Provided records:
+ + +

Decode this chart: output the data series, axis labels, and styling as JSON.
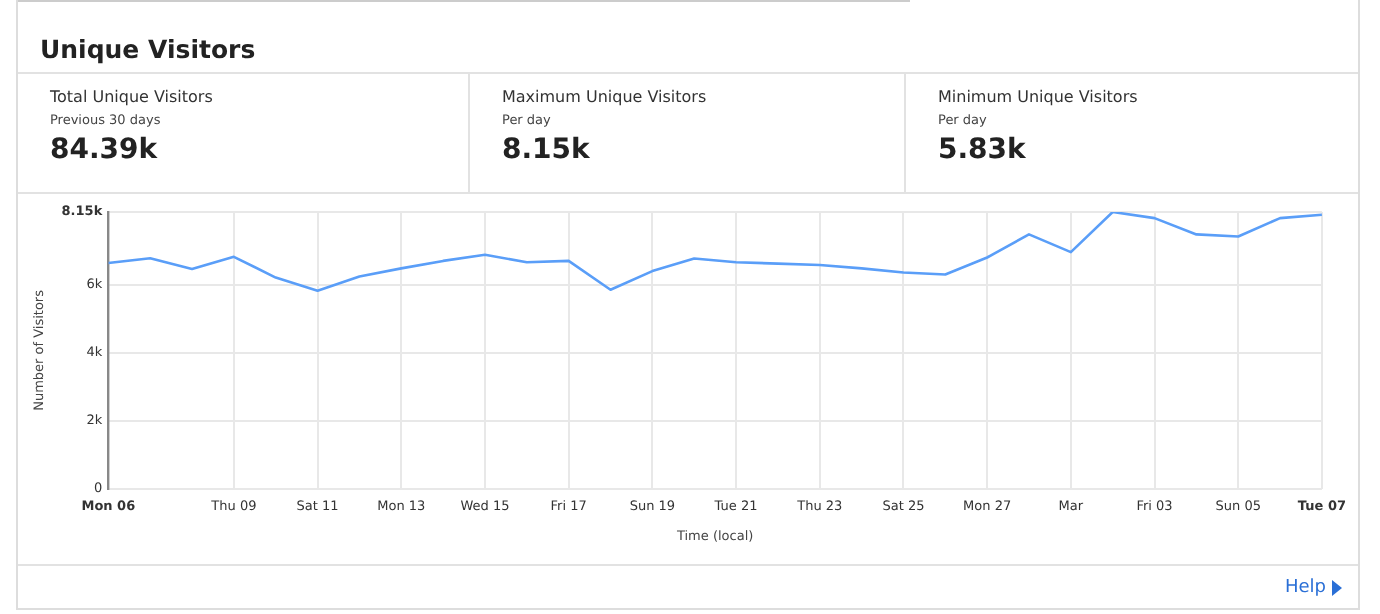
{
  "chart_data": [
    {
      "type": "other",
      "title": "Total Unique Visitors",
      "subtitle": "Previous 30 days",
      "annotations": [
        "84.39k"
      ]
    },
    {
      "type": "other",
      "title": "Maximum Unique Visitors",
      "subtitle": "Per day",
      "annotations": [
        "8.15k"
      ]
    },
    {
      "type": "other",
      "title": "Minimum Unique Visitors",
      "subtitle": "Per day",
      "annotations": [
        "5.83k"
      ]
    },
    {
      "type": "line",
      "title": "Unique Visitors",
      "xlabel": "Time (local)",
      "ylabel": "Number of Visitors",
      "annotations": [
        "Help"
      ],
      "x": [
        "--02-06",
        "--02-07",
        "--02-08",
        "--02-09",
        "--02-10",
        "--02-11",
        "--02-12",
        "--02-13",
        "--02-14",
        "--02-15",
        "--02-16",
        "--02-17",
        "--02-18",
        "--02-19",
        "--02-20",
        "--02-21",
        "--02-22",
        "--02-23",
        "--02-24",
        "--02-25",
        "--02-26",
        "--02-27",
        "--02-28",
        "--03-01",
        "--03-02",
        "--03-03",
        "--03-04",
        "--03-05",
        "--03-06",
        "--03-07"
      ],
      "series": [
        {
          "color": "#5a9ef8",
          "values": [
            6650,
            6790,
            6470,
            6830,
            6220,
            5830,
            6250,
            6490,
            6710,
            6890,
            6670,
            6710,
            5860,
            6410,
            6780,
            6670,
            6630,
            6590,
            6490,
            6370,
            6310,
            6810,
            7490,
            6970,
            8150,
            7970,
            7490,
            7430,
            7970,
            8070
          ]
        }
      ],
      "xlim": [
        "--02-06",
        "--03-07"
      ],
      "xticks": [
        {
          "value": "--02-06",
          "label": "Mon 06"
        },
        {
          "value": "--02-09",
          "label": "Thu 09"
        },
        {
          "value": "--02-11",
          "label": "Sat 11"
        },
        {
          "value": "--02-13",
          "label": "Mon 13"
        },
        {
          "value": "--02-15",
          "label": "Wed 15"
        },
        {
          "value": "--02-17",
          "label": "Fri 17"
        },
        {
          "value": "--02-19",
          "label": "Sun 19"
        },
        {
          "value": "--02-21",
          "label": "Tue 21"
        },
        {
          "value": "--02-23",
          "label": "Thu 23"
        },
        {
          "value": "--02-25",
          "label": "Sat 25"
        },
        {
          "value": "--02-27",
          "label": "Mon 27"
        },
        {
          "value": "--03-01",
          "label": "Mar"
        },
        {
          "value": "--03-03",
          "label": "Fri 03"
        },
        {
          "value": "--03-05",
          "label": "Sun 05"
        },
        {
          "value": "--03-07",
          "label": "Tue 07"
        }
      ],
      "ylim": [
        0,
        8150
      ],
      "yticks": [
        {
          "value": 0,
          "label": "0"
        },
        {
          "value": 2000,
          "label": "2k"
        },
        {
          "value": 4000,
          "label": "4k"
        },
        {
          "value": 6000,
          "label": "6k"
        },
        {
          "value": 8150,
          "label": "8.15k"
        }
      ],
      "grid": true,
      "legend": false,
      "marker": "none",
      "line_style": "solid"
    }
  ]
}
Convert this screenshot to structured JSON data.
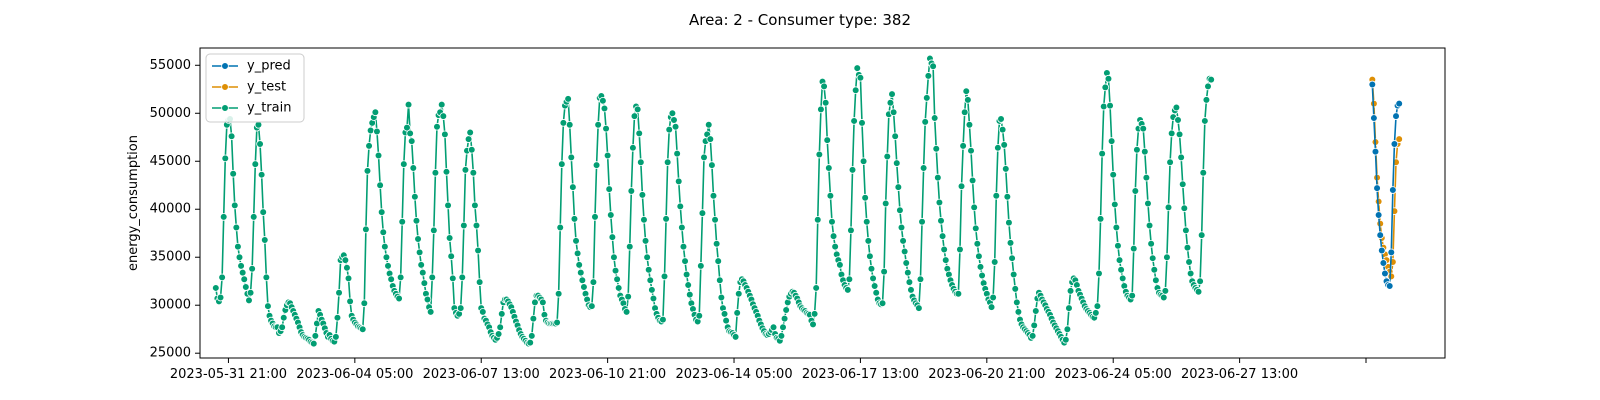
{
  "chart_data": {
    "type": "line",
    "title": "Area: 2 - Consumer type: 382",
    "xlabel": "",
    "ylabel": "energy_consumption",
    "x_start": "2023-05-31 13:00",
    "x_step_hours": 1,
    "xlim": [
      "2023-05-31 03:00",
      "2023-07-02 23:00"
    ],
    "ylim": [
      24500,
      56800
    ],
    "x_ticks": [
      "2023-05-31 21:00",
      "2023-06-04 05:00",
      "2023-06-07 13:00",
      "2023-06-10 21:00",
      "2023-06-14 05:00",
      "2023-06-17 13:00",
      "2023-06-20 21:00",
      "2023-06-24 05:00",
      "2023-06-27 13:00",
      ""
    ],
    "y_ticks": [
      "25000",
      "30000",
      "35000",
      "40000",
      "45000",
      "50000",
      "55000"
    ],
    "grid": false,
    "legend_position": "top-left",
    "colors": {
      "y_pred": "#0173b2",
      "y_test": "#de8f05",
      "y_train": "#029e73"
    },
    "series": [
      {
        "name": "y_pred",
        "x_offset_hours": 732,
        "values": [
          53000,
          49500,
          46000,
          42200,
          39400,
          37300,
          35700,
          34400,
          33300,
          32500,
          32100,
          32000,
          35500,
          42000,
          46800,
          49700,
          50800,
          51000
        ]
      },
      {
        "name": "y_test",
        "x_offset_hours": 732,
        "values": [
          53500,
          51000,
          47000,
          43300,
          40800,
          38500,
          37000,
          36000,
          35300,
          34700,
          34000,
          33500,
          33000,
          34500,
          39800,
          44900,
          46800,
          47300
        ]
      },
      {
        "name": "y_train",
        "x_offset_hours": 0,
        "values": [
          31800,
          30700,
          30400,
          30800,
          32900,
          39200,
          45300,
          48800,
          49300,
          49400,
          47600,
          43700,
          40400,
          38100,
          36100,
          35000,
          34100,
          33400,
          32700,
          31900,
          31200,
          30500,
          31300,
          33800,
          39200,
          44700,
          48500,
          48800,
          46800,
          43600,
          39700,
          36800,
          32900,
          29900,
          28900,
          28400,
          28100,
          27800,
          27700,
          27700,
          27100,
          27300,
          27700,
          28700,
          29500,
          30000,
          30300,
          30200,
          29800,
          29400,
          29000,
          28600,
          28200,
          27700,
          27200,
          26900,
          26700,
          26600,
          26500,
          26400,
          26200,
          26100,
          26000,
          26800,
          28100,
          29400,
          29000,
          28500,
          28100,
          27600,
          27100,
          26700,
          26900,
          26500,
          26300,
          26200,
          26700,
          28700,
          31300,
          34700,
          35000,
          35200,
          34700,
          33900,
          32800,
          30400,
          28900,
          28500,
          28200,
          28000,
          27800,
          27700,
          27600,
          27500,
          30200,
          37900,
          44000,
          46600,
          48200,
          49000,
          49600,
          50100,
          48100,
          45600,
          42500,
          39700,
          37600,
          36100,
          35000,
          34100,
          33300,
          32700,
          32000,
          31500,
          31200,
          30900,
          30700,
          32900,
          38700,
          44700,
          48000,
          48500,
          50900,
          47900,
          47100,
          44300,
          41300,
          38800,
          36900,
          35500,
          34200,
          33400,
          32300,
          31200,
          30600,
          29800,
          29300,
          32900,
          37800,
          43800,
          48600,
          49800,
          50100,
          50900,
          49700,
          47800,
          43900,
          40400,
          37000,
          35100,
          32800,
          29700,
          29200,
          28900,
          29100,
          29700,
          32900,
          38300,
          44100,
          46100,
          47300,
          48000,
          46200,
          43800,
          40400,
          38300,
          35700,
          32400,
          29700,
          29300,
          28600,
          28400,
          28000,
          27700,
          27200,
          26800,
          26600,
          26400,
          26600,
          27000,
          27700,
          29100,
          30300,
          30600,
          30600,
          30400,
          30100,
          29800,
          29300,
          28800,
          28300,
          27900,
          27400,
          27000,
          26700,
          26500,
          26300,
          26100,
          26000,
          26100,
          26800,
          28600,
          30300,
          31000,
          31000,
          30800,
          30600,
          30300,
          29000,
          28400,
          28200,
          28100,
          28100,
          28100,
          28100,
          28100,
          28200,
          31200,
          38100,
          44700,
          49000,
          50800,
          51200,
          51500,
          48800,
          45400,
          42300,
          39000,
          36700,
          35400,
          34200,
          33400,
          32600,
          31900,
          31200,
          30600,
          30000,
          29800,
          29900,
          32400,
          39200,
          44600,
          48800,
          51600,
          51800,
          51300,
          50500,
          48400,
          45600,
          42100,
          39400,
          37100,
          35000,
          33600,
          32700,
          31800,
          31000,
          30600,
          30200,
          29600,
          29300,
          30900,
          36100,
          41900,
          46400,
          49700,
          50700,
          50400,
          47900,
          44900,
          41500,
          38900,
          36700,
          35000,
          33700,
          32600,
          31600,
          30700,
          29700,
          29100,
          28700,
          28400,
          28300,
          28500,
          33000,
          39000,
          44900,
          48300,
          49600,
          50000,
          49300,
          48600,
          45800,
          42900,
          40300,
          38100,
          36100,
          34600,
          33200,
          32100,
          31100,
          30200,
          29600,
          29000,
          28500,
          28300,
          28900,
          34100,
          39600,
          45400,
          47100,
          47800,
          48800,
          47300,
          44600,
          41400,
          38900,
          36400,
          34600,
          32600,
          30800,
          29700,
          29100,
          28400,
          27700,
          27300,
          27200,
          27100,
          26900,
          26700,
          29200,
          31200,
          32400,
          32700,
          32500,
          32100,
          31800,
          31400,
          31000,
          30600,
          30100,
          29700,
          29300,
          28900,
          28400,
          28000,
          27600,
          27300,
          27000,
          26900,
          27000,
          27200,
          27400,
          27700,
          27000,
          26600,
          26500,
          26300,
          26800,
          27700,
          28600,
          29500,
          30300,
          30900,
          31200,
          31400,
          31300,
          31000,
          30700,
          30300,
          29900,
          29700,
          29500,
          29400,
          29200,
          29100,
          29000,
          28400,
          28000,
          29100,
          31800,
          38900,
          45700,
          50400,
          53300,
          52800,
          51100,
          47200,
          44300,
          41400,
          38700,
          37200,
          36100,
          35300,
          34700,
          34200,
          33200,
          32600,
          32100,
          31800,
          31600,
          32700,
          37800,
          44100,
          49200,
          52400,
          54700,
          54000,
          53700,
          49000,
          45000,
          41200,
          38700,
          36700,
          35100,
          33800,
          32800,
          32000,
          31300,
          30600,
          30200,
          30100,
          30200,
          33500,
          40600,
          45500,
          49900,
          51100,
          52000,
          50100,
          47600,
          44800,
          42300,
          39900,
          38100,
          36700,
          35600,
          34400,
          33400,
          32400,
          31600,
          30900,
          30500,
          30200,
          30000,
          29700,
          32700,
          38700,
          44300,
          49100,
          51600,
          53900,
          55700,
          55200,
          54900,
          49500,
          46300,
          43300,
          40700,
          38800,
          37200,
          35800,
          34700,
          33800,
          33200,
          32600,
          32100,
          31700,
          31400,
          31200,
          31200,
          35800,
          42400,
          46600,
          50100,
          52300,
          51400,
          48800,
          46100,
          43000,
          40200,
          38000,
          36400,
          35100,
          34000,
          33100,
          32300,
          31700,
          31200,
          30600,
          30300,
          29800,
          30800,
          34500,
          41400,
          46400,
          49200,
          49400,
          48300,
          46700,
          44200,
          41300,
          38600,
          36500,
          34900,
          33200,
          31700,
          30300,
          29300,
          28500,
          28000,
          27700,
          27500,
          27300,
          27100,
          26900,
          26600,
          26800,
          27900,
          29400,
          30700,
          31300,
          31000,
          30600,
          30300,
          30000,
          29600,
          29300,
          29000,
          28600,
          28200,
          27900,
          27600,
          27300,
          27000,
          26700,
          26400,
          26100,
          26400,
          27500,
          29700,
          31500,
          32400,
          32800,
          32600,
          32100,
          31500,
          31100,
          30700,
          30300,
          29900,
          29600,
          29400,
          29200,
          29000,
          28800,
          28700,
          29200,
          29900,
          33300,
          39000,
          45800,
          50700,
          52700,
          54200,
          53600,
          50800,
          47100,
          43600,
          40500,
          38100,
          36200,
          34700,
          33700,
          32800,
          32000,
          31400,
          31000,
          30800,
          30600,
          31000,
          35900,
          41900,
          46200,
          48400,
          49300,
          48900,
          48400,
          46000,
          43300,
          40600,
          38300,
          36400,
          34900,
          33700,
          32600,
          31800,
          31300,
          31100,
          31000,
          30800,
          31500,
          35000,
          40200,
          44900,
          47900,
          49600,
          50300,
          50600,
          49300,
          47800,
          45400,
          42600,
          40100,
          37800,
          36000,
          34500,
          33300,
          32500,
          32100,
          31800,
          31600,
          31400,
          32500,
          37300,
          43800,
          49200,
          51400,
          52800,
          53600,
          53500
        ]
      }
    ]
  }
}
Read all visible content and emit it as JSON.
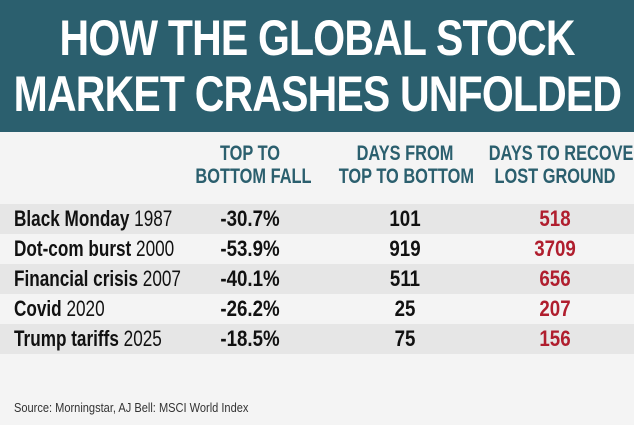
{
  "title": {
    "line1": "HOW THE GLOBAL STOCK",
    "line2": "MARKET CRASHES UNFOLDED"
  },
  "colors": {
    "banner": "#2b5f6e",
    "header_text": "#2b5f6e",
    "recover_text": "#b01e2e",
    "shaded_row": "#e6e6e6",
    "table_bg": "#f4f4f4"
  },
  "chart_data": {
    "type": "table",
    "columns": [
      {
        "line1": "TOP TO",
        "line2": "BOTTOM FALL"
      },
      {
        "line1": "DAYS FROM",
        "line2": "TOP TO BOTTOM"
      },
      {
        "line1": "DAYS TO RECOVER",
        "line2": "LOST GROUND"
      }
    ],
    "rows": [
      {
        "name": "Black Monday",
        "year": "1987",
        "fall": "-30.7%",
        "days": "101",
        "recover": "518"
      },
      {
        "name": "Dot-com burst",
        "year": "2000",
        "fall": "-53.9%",
        "days": "919",
        "recover": "3709"
      },
      {
        "name": "Financial crisis",
        "year": "2007",
        "fall": "-40.1%",
        "days": "511",
        "recover": "656"
      },
      {
        "name": "Covid",
        "year": "2020",
        "fall": "-26.2%",
        "days": "25",
        "recover": "207"
      },
      {
        "name": "Trump tariffs",
        "year": "2025",
        "fall": "-18.5%",
        "days": "75",
        "recover": "156"
      }
    ]
  },
  "source": "Source: Morningstar, AJ Bell: MSCI World Index"
}
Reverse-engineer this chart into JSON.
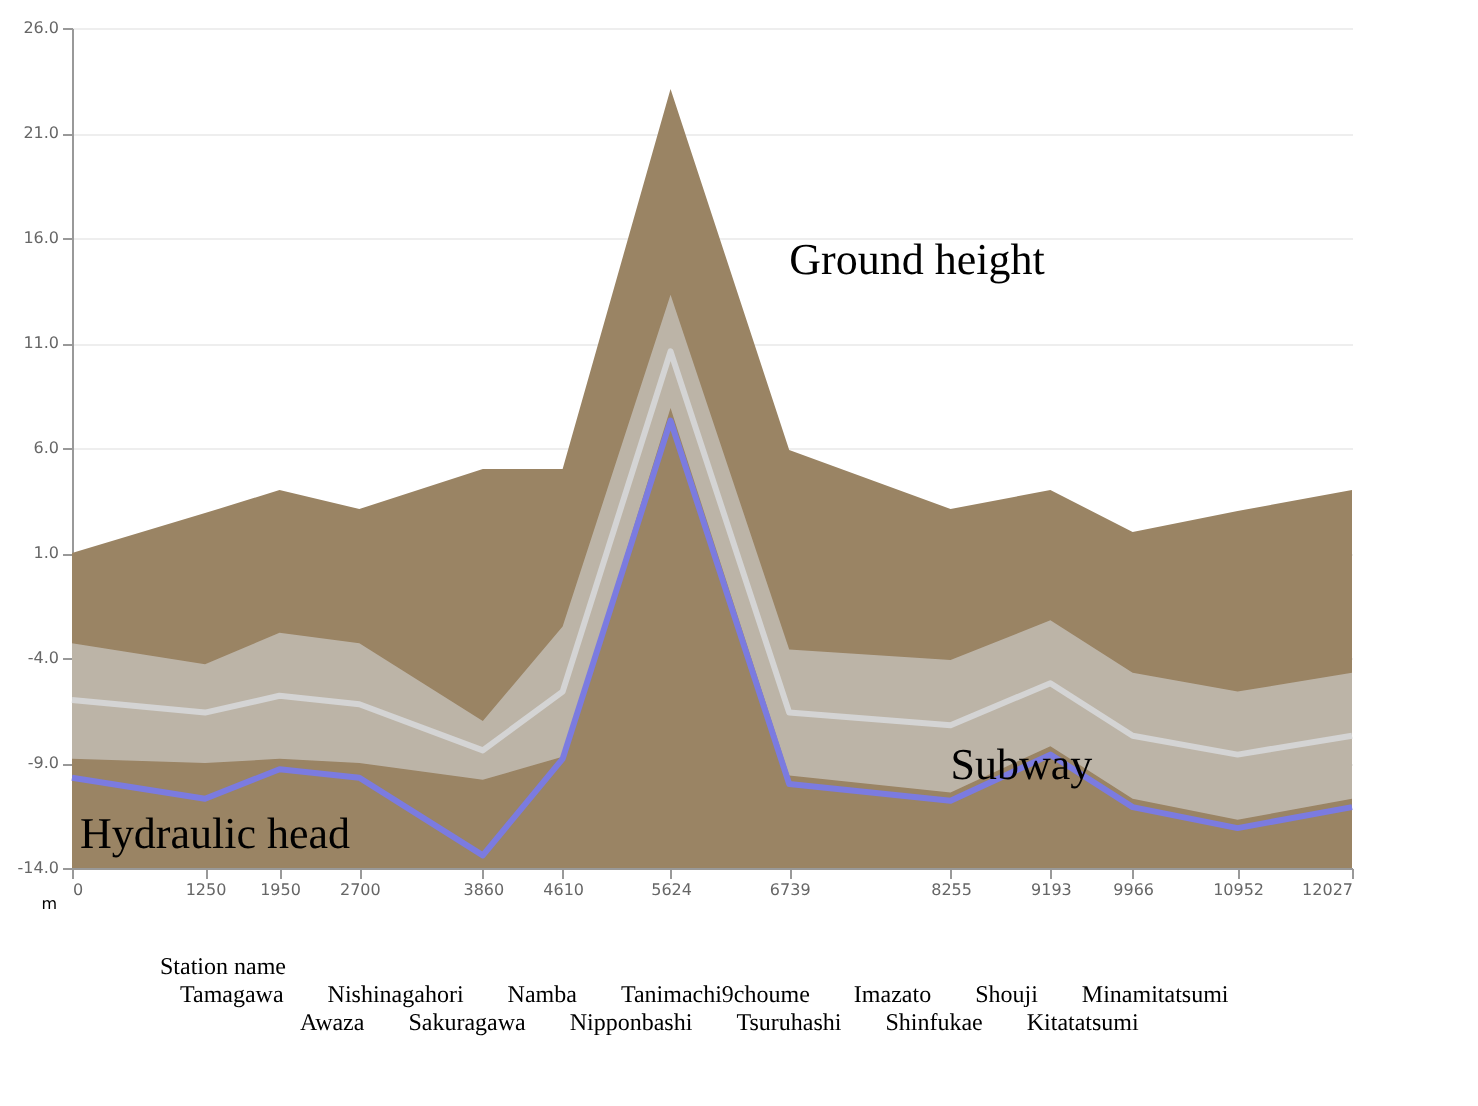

+ + +

Your instructions:
How many of the lines above hold the word "Visitors"? Give only that number.

Output below:
5